━━━━━ Records supplied
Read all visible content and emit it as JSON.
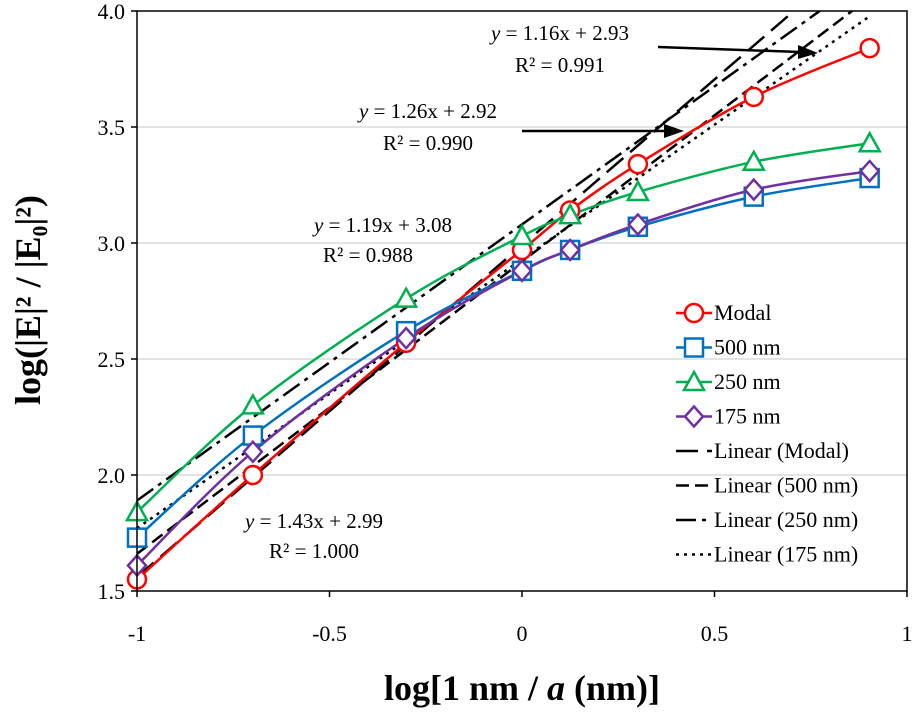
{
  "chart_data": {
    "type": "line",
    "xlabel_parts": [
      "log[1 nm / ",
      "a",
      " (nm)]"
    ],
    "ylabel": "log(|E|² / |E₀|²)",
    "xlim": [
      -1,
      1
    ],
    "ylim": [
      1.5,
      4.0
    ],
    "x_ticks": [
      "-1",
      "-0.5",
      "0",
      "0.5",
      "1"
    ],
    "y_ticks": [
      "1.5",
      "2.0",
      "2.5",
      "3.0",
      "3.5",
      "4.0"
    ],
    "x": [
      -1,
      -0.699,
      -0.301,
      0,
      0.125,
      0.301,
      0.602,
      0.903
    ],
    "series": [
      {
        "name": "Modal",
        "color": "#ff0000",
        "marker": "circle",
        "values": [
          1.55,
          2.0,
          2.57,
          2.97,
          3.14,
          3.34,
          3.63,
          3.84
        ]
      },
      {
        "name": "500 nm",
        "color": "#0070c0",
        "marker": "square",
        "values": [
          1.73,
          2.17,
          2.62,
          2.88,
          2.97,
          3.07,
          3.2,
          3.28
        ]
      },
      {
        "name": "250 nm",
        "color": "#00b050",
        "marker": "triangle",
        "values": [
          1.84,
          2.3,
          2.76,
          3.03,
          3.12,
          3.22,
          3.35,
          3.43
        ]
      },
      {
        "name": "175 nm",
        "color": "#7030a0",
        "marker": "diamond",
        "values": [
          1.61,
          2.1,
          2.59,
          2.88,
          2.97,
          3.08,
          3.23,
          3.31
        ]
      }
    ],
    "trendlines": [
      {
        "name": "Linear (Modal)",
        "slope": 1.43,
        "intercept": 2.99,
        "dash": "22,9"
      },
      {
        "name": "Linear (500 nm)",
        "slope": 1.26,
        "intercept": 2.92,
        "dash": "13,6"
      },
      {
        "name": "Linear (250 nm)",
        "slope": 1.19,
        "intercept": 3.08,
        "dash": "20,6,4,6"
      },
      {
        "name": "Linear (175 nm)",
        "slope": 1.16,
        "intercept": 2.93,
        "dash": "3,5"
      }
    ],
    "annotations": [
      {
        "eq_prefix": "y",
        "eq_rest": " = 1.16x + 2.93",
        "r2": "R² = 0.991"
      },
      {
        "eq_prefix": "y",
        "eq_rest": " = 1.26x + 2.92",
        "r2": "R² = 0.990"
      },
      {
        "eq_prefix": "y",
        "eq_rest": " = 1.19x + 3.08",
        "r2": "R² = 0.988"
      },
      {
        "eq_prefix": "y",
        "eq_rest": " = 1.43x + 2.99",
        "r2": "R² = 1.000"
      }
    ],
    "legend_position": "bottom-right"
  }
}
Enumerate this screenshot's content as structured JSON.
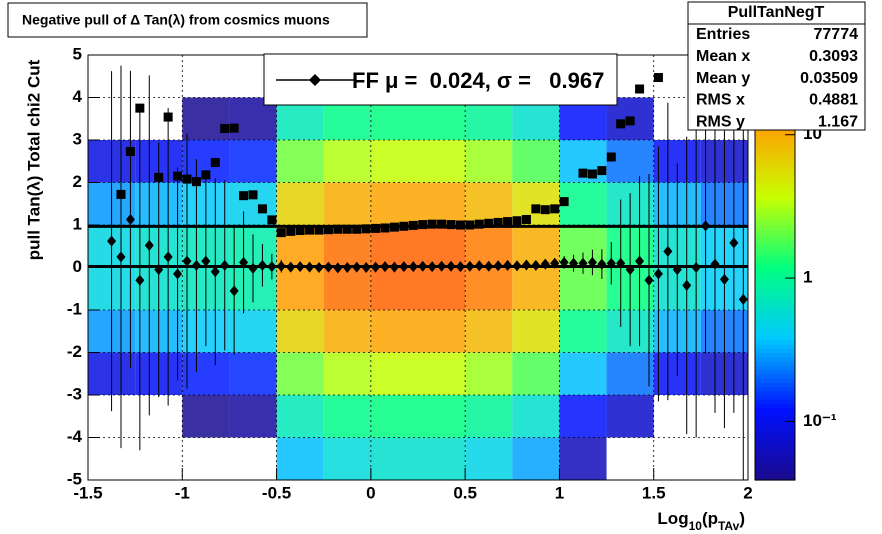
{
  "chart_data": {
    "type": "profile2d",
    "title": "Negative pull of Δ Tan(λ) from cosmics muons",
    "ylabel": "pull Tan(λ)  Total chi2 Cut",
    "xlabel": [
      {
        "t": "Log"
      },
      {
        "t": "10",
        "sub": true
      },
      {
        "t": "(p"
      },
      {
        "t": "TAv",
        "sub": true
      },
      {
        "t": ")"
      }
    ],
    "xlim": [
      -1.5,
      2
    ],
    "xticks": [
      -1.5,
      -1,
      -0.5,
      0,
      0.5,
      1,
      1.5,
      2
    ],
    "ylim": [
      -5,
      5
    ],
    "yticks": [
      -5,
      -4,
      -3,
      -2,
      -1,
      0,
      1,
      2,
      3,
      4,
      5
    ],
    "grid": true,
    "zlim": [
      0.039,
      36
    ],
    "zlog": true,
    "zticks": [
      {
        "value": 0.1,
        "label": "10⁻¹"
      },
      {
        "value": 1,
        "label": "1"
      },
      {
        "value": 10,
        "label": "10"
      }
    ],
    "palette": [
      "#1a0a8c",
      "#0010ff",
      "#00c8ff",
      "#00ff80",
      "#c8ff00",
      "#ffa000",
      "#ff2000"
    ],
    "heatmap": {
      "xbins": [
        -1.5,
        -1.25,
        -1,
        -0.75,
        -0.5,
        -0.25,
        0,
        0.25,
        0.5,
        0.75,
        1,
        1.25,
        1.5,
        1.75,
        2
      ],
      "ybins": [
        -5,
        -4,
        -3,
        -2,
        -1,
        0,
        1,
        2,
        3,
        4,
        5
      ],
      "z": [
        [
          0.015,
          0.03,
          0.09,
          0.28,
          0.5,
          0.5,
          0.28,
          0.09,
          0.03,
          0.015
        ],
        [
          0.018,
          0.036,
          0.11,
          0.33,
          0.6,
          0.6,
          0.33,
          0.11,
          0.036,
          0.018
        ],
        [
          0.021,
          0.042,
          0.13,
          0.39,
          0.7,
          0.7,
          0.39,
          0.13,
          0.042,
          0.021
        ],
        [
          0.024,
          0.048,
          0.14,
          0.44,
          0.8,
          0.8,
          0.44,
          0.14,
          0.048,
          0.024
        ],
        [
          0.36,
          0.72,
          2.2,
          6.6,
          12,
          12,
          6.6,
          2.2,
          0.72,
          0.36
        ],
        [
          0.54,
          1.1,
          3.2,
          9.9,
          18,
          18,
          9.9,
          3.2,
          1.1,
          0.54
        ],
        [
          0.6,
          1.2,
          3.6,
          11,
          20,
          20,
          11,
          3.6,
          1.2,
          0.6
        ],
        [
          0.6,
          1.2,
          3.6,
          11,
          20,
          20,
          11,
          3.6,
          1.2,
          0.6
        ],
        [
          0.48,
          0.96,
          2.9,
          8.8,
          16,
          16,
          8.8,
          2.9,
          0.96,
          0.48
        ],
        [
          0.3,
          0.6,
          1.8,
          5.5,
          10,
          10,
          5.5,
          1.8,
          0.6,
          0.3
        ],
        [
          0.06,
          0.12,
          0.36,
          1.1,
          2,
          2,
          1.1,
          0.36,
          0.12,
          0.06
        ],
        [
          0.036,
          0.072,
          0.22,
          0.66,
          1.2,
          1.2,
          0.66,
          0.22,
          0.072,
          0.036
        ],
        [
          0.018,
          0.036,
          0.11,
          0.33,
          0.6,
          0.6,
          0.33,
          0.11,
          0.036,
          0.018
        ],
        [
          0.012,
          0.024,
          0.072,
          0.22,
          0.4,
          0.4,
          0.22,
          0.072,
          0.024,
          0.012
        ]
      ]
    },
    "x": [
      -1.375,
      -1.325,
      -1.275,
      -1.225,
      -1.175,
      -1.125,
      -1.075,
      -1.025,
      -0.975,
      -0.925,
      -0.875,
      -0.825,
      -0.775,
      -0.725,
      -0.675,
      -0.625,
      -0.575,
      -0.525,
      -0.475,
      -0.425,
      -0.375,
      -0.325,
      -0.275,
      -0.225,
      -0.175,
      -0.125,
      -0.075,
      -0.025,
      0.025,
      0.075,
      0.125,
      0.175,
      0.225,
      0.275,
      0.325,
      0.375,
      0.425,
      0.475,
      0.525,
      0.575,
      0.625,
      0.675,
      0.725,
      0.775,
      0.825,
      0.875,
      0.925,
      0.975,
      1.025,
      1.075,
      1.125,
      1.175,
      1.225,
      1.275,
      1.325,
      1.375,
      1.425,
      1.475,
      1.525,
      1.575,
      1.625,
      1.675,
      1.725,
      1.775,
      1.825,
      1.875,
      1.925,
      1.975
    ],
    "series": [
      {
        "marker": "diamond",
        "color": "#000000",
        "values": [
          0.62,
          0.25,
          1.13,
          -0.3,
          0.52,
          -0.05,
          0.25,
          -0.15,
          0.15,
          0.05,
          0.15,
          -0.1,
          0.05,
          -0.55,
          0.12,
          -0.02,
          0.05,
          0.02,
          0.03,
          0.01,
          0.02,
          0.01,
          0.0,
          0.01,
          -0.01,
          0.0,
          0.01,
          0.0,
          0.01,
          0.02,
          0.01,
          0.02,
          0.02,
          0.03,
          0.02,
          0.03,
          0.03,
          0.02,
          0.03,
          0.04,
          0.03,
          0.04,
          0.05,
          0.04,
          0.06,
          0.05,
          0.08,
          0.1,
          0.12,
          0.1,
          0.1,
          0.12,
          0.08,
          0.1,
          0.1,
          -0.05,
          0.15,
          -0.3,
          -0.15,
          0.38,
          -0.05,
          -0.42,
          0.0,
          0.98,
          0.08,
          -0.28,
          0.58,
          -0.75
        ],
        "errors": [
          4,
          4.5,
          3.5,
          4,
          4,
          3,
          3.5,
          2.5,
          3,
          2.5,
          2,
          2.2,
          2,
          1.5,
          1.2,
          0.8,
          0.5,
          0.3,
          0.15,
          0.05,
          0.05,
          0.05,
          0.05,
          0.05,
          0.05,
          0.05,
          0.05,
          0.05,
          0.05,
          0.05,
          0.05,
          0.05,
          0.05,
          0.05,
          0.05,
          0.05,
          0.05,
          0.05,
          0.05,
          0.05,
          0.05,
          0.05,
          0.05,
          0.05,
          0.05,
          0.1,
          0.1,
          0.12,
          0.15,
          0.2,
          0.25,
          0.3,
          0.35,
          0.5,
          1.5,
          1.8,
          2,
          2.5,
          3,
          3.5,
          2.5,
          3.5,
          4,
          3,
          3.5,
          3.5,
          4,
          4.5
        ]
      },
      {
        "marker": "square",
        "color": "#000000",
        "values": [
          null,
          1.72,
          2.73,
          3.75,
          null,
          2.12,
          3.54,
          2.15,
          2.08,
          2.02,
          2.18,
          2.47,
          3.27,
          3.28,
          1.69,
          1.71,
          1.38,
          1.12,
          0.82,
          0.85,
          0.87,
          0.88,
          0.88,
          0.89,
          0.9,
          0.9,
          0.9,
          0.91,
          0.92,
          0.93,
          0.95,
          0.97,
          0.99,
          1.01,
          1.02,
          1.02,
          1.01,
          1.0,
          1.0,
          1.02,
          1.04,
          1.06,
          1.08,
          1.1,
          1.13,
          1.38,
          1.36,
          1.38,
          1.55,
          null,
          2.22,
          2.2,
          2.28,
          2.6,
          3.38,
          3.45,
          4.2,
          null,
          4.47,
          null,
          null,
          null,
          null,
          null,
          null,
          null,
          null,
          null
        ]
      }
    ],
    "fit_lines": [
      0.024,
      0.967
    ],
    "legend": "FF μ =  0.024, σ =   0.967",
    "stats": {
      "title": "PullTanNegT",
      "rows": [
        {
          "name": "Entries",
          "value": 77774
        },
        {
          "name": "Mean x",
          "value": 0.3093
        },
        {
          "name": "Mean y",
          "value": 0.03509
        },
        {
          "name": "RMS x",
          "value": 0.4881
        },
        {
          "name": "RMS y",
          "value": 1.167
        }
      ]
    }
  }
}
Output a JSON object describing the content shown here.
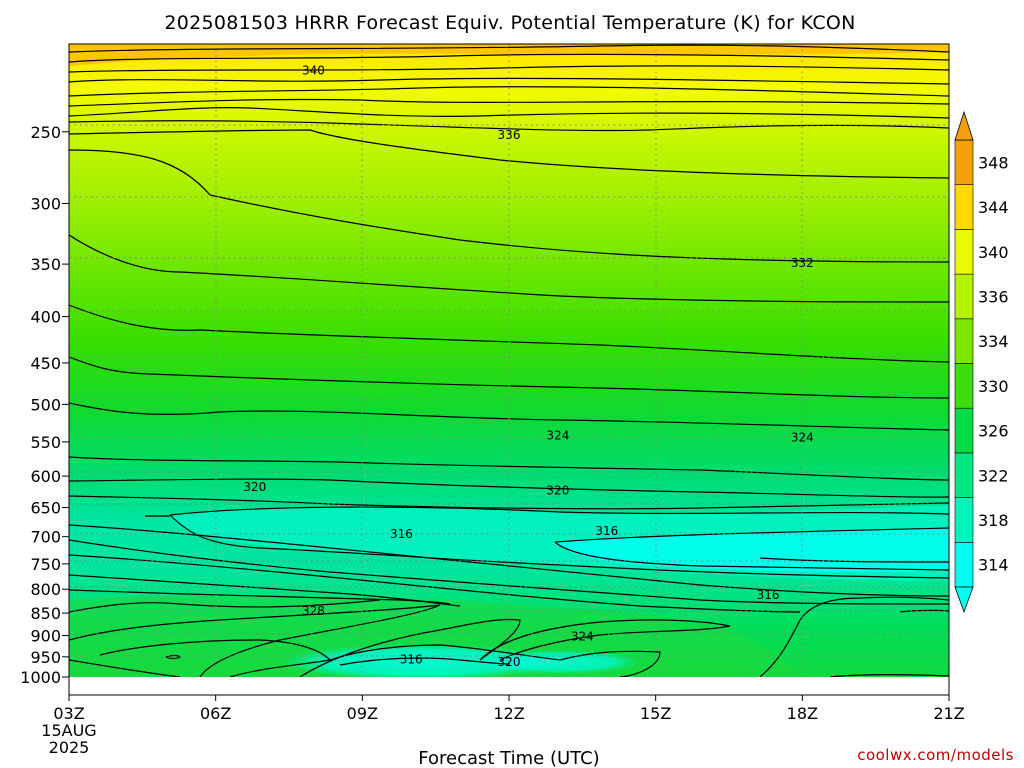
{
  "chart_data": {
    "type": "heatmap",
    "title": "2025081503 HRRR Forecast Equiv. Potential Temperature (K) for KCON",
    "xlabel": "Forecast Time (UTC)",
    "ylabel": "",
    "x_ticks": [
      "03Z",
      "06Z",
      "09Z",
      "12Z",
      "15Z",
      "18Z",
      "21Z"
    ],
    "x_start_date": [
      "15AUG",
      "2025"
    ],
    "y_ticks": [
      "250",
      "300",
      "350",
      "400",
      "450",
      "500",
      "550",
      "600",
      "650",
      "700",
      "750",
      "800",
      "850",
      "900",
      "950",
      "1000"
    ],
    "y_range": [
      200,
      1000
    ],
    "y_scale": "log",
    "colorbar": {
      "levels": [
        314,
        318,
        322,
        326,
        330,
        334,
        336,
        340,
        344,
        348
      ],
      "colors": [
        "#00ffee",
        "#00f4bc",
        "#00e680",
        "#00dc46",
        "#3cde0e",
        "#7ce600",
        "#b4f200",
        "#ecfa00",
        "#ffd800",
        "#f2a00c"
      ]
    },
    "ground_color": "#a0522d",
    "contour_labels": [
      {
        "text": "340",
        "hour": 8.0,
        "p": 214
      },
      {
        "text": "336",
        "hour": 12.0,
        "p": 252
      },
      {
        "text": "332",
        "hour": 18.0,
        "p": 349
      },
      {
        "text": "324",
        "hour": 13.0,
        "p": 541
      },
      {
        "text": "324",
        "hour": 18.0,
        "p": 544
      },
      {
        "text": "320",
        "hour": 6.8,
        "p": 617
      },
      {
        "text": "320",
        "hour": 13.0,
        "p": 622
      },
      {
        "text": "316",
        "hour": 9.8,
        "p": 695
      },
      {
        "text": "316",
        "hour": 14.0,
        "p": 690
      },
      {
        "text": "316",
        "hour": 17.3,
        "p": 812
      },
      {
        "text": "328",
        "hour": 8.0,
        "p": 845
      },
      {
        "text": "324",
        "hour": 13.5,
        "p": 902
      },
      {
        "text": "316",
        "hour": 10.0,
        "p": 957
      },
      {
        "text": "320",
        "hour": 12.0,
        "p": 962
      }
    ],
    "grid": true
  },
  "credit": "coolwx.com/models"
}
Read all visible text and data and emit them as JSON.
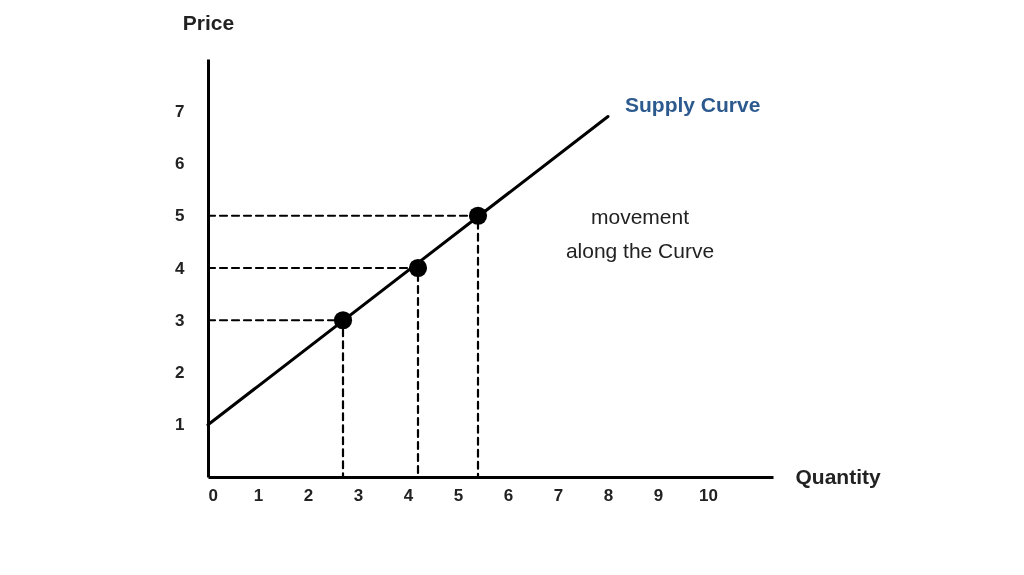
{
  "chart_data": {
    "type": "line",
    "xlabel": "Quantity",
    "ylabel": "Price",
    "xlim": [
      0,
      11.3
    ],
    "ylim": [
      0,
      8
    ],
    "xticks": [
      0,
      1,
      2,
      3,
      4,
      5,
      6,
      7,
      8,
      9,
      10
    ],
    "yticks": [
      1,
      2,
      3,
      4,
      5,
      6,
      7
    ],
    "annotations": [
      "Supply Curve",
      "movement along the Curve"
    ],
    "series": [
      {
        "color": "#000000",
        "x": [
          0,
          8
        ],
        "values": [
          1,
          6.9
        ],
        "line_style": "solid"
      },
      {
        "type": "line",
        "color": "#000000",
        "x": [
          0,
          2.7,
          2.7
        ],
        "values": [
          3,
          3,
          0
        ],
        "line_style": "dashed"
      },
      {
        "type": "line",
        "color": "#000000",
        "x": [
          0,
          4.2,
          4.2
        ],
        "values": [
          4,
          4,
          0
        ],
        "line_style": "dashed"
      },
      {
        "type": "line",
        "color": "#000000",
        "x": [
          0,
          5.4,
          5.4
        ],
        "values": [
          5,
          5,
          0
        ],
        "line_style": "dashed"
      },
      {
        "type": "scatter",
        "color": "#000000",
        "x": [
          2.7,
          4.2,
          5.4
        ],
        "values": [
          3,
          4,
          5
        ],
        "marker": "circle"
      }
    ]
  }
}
━━━━━━━━━━
What is being asked: Print again, word for word, every line from the line with "Read all visible text" to the final line of the records, inclusive; skip the pictures.

Complete answer:
Read all visible text and data and emit them as JSON.
{
  "chart_data": {
    "type": "line",
    "xlabel": "Quantity",
    "ylabel": "Price",
    "xlim": [
      0,
      11.3
    ],
    "ylim": [
      0,
      8
    ],
    "xticks": [
      0,
      1,
      2,
      3,
      4,
      5,
      6,
      7,
      8,
      9,
      10
    ],
    "yticks": [
      1,
      2,
      3,
      4,
      5,
      6,
      7
    ],
    "annotations": [
      "Supply Curve",
      "movement along the Curve"
    ],
    "series": [
      {
        "color": "#000000",
        "x": [
          0,
          8
        ],
        "values": [
          1,
          6.9
        ],
        "line_style": "solid"
      },
      {
        "type": "line",
        "color": "#000000",
        "x": [
          0,
          2.7,
          2.7
        ],
        "values": [
          3,
          3,
          0
        ],
        "line_style": "dashed"
      },
      {
        "type": "line",
        "color": "#000000",
        "x": [
          0,
          4.2,
          4.2
        ],
        "values": [
          4,
          4,
          0
        ],
        "line_style": "dashed"
      },
      {
        "type": "line",
        "color": "#000000",
        "x": [
          0,
          5.4,
          5.4
        ],
        "values": [
          5,
          5,
          0
        ],
        "line_style": "dashed"
      },
      {
        "type": "scatter",
        "color": "#000000",
        "x": [
          2.7,
          4.2,
          5.4
        ],
        "values": [
          3,
          4,
          5
        ],
        "marker": "circle"
      }
    ]
  }
}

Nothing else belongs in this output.